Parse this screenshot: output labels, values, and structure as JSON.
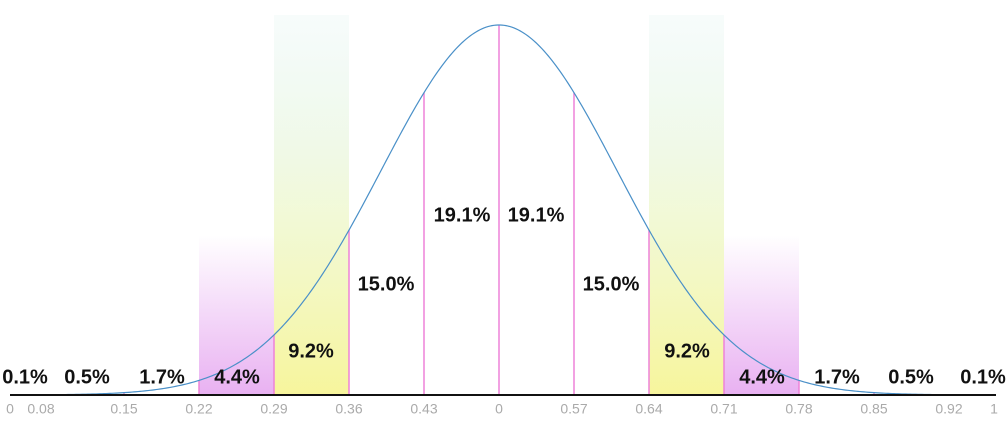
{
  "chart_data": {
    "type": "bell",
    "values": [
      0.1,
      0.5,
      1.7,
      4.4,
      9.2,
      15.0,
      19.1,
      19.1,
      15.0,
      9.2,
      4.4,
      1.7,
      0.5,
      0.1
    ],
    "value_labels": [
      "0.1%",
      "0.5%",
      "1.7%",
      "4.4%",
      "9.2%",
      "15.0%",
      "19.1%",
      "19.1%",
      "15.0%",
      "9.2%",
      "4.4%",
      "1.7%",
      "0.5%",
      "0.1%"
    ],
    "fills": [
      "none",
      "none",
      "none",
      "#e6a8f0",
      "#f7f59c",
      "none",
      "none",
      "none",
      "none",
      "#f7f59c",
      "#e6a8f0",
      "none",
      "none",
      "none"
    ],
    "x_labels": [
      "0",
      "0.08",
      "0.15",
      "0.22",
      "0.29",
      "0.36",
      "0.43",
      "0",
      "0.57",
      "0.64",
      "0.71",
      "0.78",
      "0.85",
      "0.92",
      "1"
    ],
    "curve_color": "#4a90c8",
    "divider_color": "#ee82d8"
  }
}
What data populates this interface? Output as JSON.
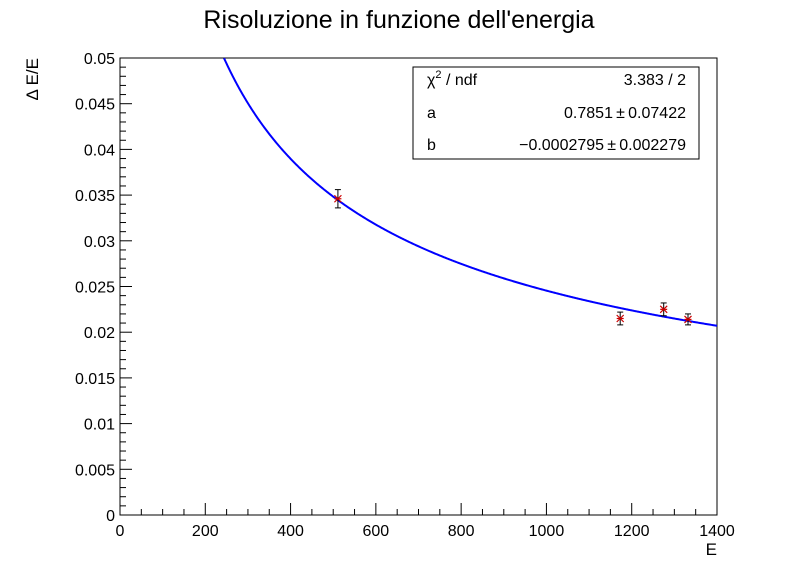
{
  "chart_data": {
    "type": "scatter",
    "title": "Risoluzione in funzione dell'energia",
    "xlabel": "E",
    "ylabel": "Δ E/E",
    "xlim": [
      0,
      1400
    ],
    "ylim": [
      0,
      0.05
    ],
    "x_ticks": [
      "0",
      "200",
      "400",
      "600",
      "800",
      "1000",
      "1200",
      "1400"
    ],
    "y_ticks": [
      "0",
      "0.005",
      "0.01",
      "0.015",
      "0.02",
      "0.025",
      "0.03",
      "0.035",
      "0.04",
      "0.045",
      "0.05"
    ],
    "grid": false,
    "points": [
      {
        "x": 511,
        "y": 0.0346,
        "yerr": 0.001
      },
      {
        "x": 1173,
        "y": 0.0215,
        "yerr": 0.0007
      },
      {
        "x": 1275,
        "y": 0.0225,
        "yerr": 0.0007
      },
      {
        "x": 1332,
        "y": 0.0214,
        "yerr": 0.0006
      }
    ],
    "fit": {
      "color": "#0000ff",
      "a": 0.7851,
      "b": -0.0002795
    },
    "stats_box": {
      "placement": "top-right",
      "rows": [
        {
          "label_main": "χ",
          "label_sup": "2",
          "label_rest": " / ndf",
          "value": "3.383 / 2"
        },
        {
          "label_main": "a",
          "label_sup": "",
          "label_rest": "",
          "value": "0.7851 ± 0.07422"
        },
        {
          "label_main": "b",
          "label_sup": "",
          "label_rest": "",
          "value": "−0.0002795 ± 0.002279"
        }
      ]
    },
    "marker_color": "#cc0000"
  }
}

Short task: Leave out the pictures and give the listing above again exactly.

Output of the task:
Parse this screenshot: output labels, values, and structure as JSON.
{
  "chart_data": {
    "type": "bell",
    "values": [
      0.1,
      0.5,
      1.7,
      4.4,
      9.2,
      15.0,
      19.1,
      19.1,
      15.0,
      9.2,
      4.4,
      1.7,
      0.5,
      0.1
    ],
    "value_labels": [
      "0.1%",
      "0.5%",
      "1.7%",
      "4.4%",
      "9.2%",
      "15.0%",
      "19.1%",
      "19.1%",
      "15.0%",
      "9.2%",
      "4.4%",
      "1.7%",
      "0.5%",
      "0.1%"
    ],
    "fills": [
      "none",
      "none",
      "none",
      "#e6a8f0",
      "#f7f59c",
      "none",
      "none",
      "none",
      "none",
      "#f7f59c",
      "#e6a8f0",
      "none",
      "none",
      "none"
    ],
    "x_labels": [
      "0",
      "0.08",
      "0.15",
      "0.22",
      "0.29",
      "0.36",
      "0.43",
      "0",
      "0.57",
      "0.64",
      "0.71",
      "0.78",
      "0.85",
      "0.92",
      "1"
    ],
    "curve_color": "#4a90c8",
    "divider_color": "#ee82d8"
  }
}
What data populates this interface? Output as JSON.
{
  "chart_data": {
    "type": "scatter",
    "title": "Risoluzione in funzione dell'energia",
    "xlabel": "E",
    "ylabel": "Δ E/E",
    "xlim": [
      0,
      1400
    ],
    "ylim": [
      0,
      0.05
    ],
    "x_ticks": [
      "0",
      "200",
      "400",
      "600",
      "800",
      "1000",
      "1200",
      "1400"
    ],
    "y_ticks": [
      "0",
      "0.005",
      "0.01",
      "0.015",
      "0.02",
      "0.025",
      "0.03",
      "0.035",
      "0.04",
      "0.045",
      "0.05"
    ],
    "grid": false,
    "points": [
      {
        "x": 511,
        "y": 0.0346,
        "yerr": 0.001
      },
      {
        "x": 1173,
        "y": 0.0215,
        "yerr": 0.0007
      },
      {
        "x": 1275,
        "y": 0.0225,
        "yerr": 0.0007
      },
      {
        "x": 1332,
        "y": 0.0214,
        "yerr": 0.0006
      }
    ],
    "fit": {
      "color": "#0000ff",
      "a": 0.7851,
      "b": -0.0002795
    },
    "stats_box": {
      "placement": "top-right",
      "rows": [
        {
          "label_main": "χ",
          "label_sup": "2",
          "label_rest": " / ndf",
          "value": "3.383 / 2"
        },
        {
          "label_main": "a",
          "label_sup": "",
          "label_rest": "",
          "value": "0.7851 ± 0.07422"
        },
        {
          "label_main": "b",
          "label_sup": "",
          "label_rest": "",
          "value": "−0.0002795 ± 0.002279"
        }
      ]
    },
    "marker_color": "#cc0000"
  }
}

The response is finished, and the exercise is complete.